TASK DIRECTIONS
Reproduce all of the data word for word.

*** RECORDS TO PROCESS

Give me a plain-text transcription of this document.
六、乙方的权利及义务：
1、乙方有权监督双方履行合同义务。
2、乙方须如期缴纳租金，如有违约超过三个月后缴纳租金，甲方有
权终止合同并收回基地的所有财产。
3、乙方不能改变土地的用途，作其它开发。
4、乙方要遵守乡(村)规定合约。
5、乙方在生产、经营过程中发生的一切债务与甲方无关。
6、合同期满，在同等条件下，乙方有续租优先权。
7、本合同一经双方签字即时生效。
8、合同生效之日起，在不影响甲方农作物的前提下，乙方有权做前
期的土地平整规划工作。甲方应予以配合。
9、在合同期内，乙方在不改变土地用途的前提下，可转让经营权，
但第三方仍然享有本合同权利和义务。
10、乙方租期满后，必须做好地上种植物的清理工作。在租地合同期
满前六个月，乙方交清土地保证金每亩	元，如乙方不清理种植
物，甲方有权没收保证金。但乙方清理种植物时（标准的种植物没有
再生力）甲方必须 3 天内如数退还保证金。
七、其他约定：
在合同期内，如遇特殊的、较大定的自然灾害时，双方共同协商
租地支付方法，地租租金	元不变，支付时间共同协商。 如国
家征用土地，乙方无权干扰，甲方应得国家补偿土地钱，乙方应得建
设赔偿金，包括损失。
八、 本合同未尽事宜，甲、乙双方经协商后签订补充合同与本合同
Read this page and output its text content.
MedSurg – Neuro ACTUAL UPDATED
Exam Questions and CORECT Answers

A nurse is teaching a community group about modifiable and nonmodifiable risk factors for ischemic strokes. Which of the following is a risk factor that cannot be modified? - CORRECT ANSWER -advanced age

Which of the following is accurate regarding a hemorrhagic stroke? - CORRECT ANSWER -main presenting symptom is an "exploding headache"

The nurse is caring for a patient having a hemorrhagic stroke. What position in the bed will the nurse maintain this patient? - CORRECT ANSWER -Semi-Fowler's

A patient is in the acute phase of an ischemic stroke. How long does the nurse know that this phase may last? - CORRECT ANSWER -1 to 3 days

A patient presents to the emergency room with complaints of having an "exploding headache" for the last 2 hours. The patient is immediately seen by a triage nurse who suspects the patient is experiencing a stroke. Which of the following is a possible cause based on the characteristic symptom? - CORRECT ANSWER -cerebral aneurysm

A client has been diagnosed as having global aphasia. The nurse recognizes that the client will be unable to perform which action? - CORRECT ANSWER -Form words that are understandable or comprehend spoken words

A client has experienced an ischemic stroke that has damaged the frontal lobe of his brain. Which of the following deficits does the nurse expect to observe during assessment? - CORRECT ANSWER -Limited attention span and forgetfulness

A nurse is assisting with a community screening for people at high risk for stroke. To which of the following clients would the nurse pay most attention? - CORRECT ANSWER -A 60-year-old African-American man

******

SOLUTION FOR THIS PROBLEM
Give me a plain-text transcription of this document.
六、乙方的权利及义务：
1、乙方有权监督双方履行合同义务。
2、乙方须如期缴纳租金，如有违约超过三个月后缴纳租金，甲方有
权终止合同并收回基地的所有财产。
3、乙方不能改变土地的用途，作其它开发。
4、乙方要遵守乡(村)规定合约。
5、乙方在生产、经营过程中发生的一切债务与甲方无关。
6、合同期满，在同等条件下，乙方有续租优先权。
7、本合同一经双方签字即时生效。
8、合同生效之日起，在不影响甲方农作物的前提下，乙方有权做前
期的土地平整规划工作。甲方应予以配合。
9、在合同期内，乙方在不改变土地用途的前提下，可转让经营权，
但第三方仍然享有本合同权利和义务。
10、乙方租期满后，必须做好地上种植物的清理工作。在租地合同期
满前六个月，乙方交清土地保证金每亩	元，如乙方不清理种植
物，甲方有权没收保证金。但乙方清理种植物时（标准的种植物没有
再生力）甲方必须 3 天内如数退还保证金。
七、其他约定：
在合同期内，如遇特殊的、较大定的自然灾害时，双方共同协商
租地支付方法，地租租金	元不变，支付时间共同协商。 如国
家征用土地，乙方无权干扰，甲方应得国家补偿土地钱，乙方应得建
设赔偿金，包括损失。
八、 本合同未尽事宜，甲、乙双方经协商后签订补充合同与本合同
Read this page and output its text content.
MedSurg – Neuro ACTUAL UPDATED
Exam Questions and CORECT Answers

A nurse is teaching a community group about modifiable and nonmodifiable risk factors for ischemic strokes. Which of the following is a risk factor that cannot be modified? - CORRECT ANSWER -advanced age

Which of the following is accurate regarding a hemorrhagic stroke? - CORRECT ANSWER -main presenting symptom is an "exploding headache"

The nurse is caring for a patient having a hemorrhagic stroke. What position in the bed will the nurse maintain this patient? - CORRECT ANSWER -Semi-Fowler's

A patient is in the acute phase of an ischemic stroke. How long does the nurse know that this phase may last? - CORRECT ANSWER -1 to 3 days

A patient presents to the emergency room with complaints of having an "exploding headache" for the last 2 hours. The patient is immediately seen by a triage nurse who suspects the patient is experiencing a stroke. Which of the following is a possible cause based on the characteristic symptom? - CORRECT ANSWER -cerebral aneurysm

A client has been diagnosed as having global aphasia. The nurse recognizes that the client will be unable to perform which action? - CORRECT ANSWER -Form words that are understandable or comprehend spoken words

A client has experienced an ischemic stroke that has damaged the frontal lobe of his brain. Which of the following deficits does the nurse expect to observe during assessment? - CORRECT ANSWER -Limited attention span and forgetfulness

A nurse is assisting with a community screening for people at high risk for stroke. To which of the following clients would the nurse pay most attention? - CORRECT ANSWER -A 60-year-old African-American man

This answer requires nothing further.